Raw records:
▬▬▬▬▬▬

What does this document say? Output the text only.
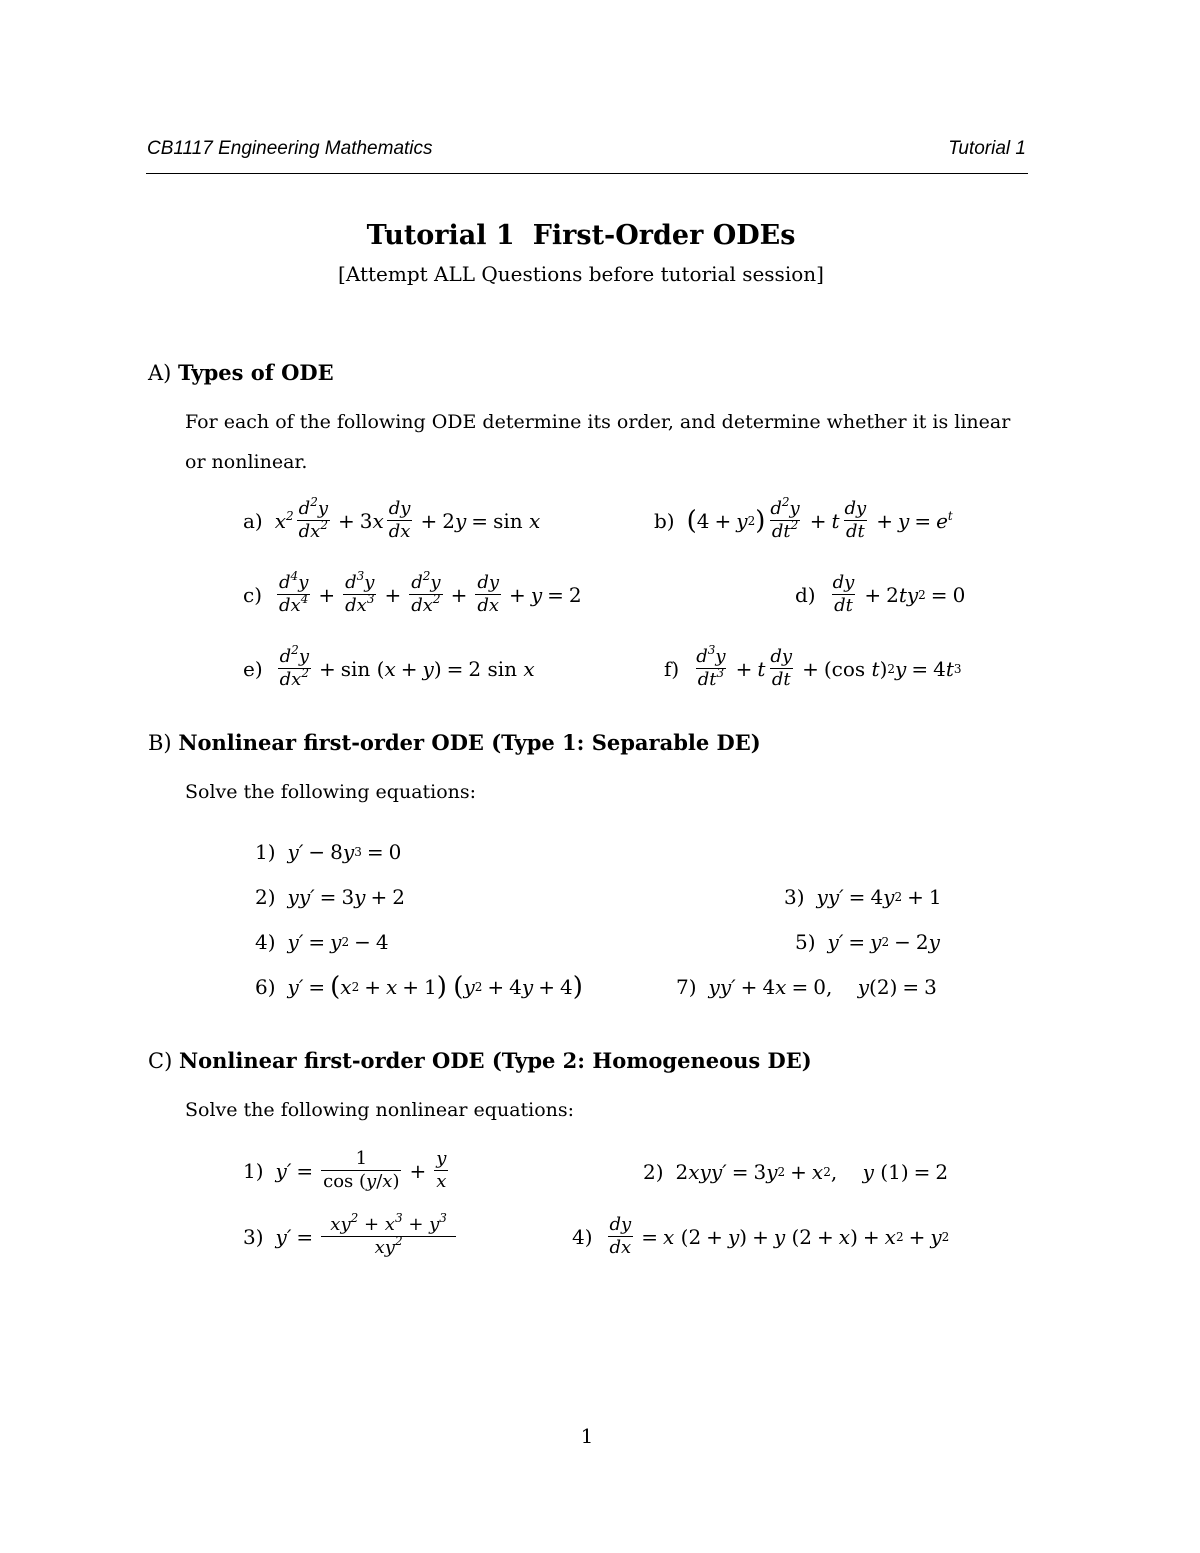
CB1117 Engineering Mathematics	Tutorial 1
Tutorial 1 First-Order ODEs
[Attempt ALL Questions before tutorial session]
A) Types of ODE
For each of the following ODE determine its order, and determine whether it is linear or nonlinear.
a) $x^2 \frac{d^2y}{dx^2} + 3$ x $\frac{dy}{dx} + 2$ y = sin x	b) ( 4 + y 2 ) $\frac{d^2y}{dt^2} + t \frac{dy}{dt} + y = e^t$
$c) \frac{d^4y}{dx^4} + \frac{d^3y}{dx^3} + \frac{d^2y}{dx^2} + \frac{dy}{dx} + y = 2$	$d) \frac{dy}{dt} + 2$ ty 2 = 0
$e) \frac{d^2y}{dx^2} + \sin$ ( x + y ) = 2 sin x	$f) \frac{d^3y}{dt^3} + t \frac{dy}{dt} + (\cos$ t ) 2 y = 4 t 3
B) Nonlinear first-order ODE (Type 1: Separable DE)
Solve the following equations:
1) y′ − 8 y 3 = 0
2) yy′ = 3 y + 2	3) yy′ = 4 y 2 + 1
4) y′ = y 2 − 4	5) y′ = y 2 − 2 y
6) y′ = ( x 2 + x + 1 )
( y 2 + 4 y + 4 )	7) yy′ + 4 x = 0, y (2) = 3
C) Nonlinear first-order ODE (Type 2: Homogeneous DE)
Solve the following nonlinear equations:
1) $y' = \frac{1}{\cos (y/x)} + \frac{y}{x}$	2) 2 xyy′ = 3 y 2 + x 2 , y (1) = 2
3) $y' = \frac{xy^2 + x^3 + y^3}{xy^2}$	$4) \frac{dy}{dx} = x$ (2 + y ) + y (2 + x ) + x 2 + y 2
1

▬▬▬▬▬▬

Look through the entries above for the word "frac". Copy every line where it shows up.

a) $x^2 \frac{d^2y}{dx^2} + 3$ x $\frac{dy}{dx} + 2$ y = sin x	b) ( 4 + y 2 ) $\frac{d^2y}{dt^2} + t \frac{dy}{dt} + y = e^t$
$c) \frac{d^4y}{dx^4} + \frac{d^3y}{dx^3} + \frac{d^2y}{dx^2} + \frac{dy}{dx} + y = 2$	$d) \frac{dy}{dt} + 2$ ty 2 = 0
$e) \frac{d^2y}{dx^2} + \sin$ ( x + y ) = 2 sin x	$f) \frac{d^3y}{dt^3} + t \frac{dy}{dt} + (\cos$ t ) 2 y = 4 t 3
1) $y' = \frac{1}{\cos (y/x)} + \frac{y}{x}$	2) 2 xyy′ = 3 y 2 + x 2 , y (1) = 2
3) $y' = \frac{xy^2 + x^3 + y^3}{xy^2}$	$4) \frac{dy}{dx} = x$ (2 + y ) + y (2 + x ) + x 2 + y 2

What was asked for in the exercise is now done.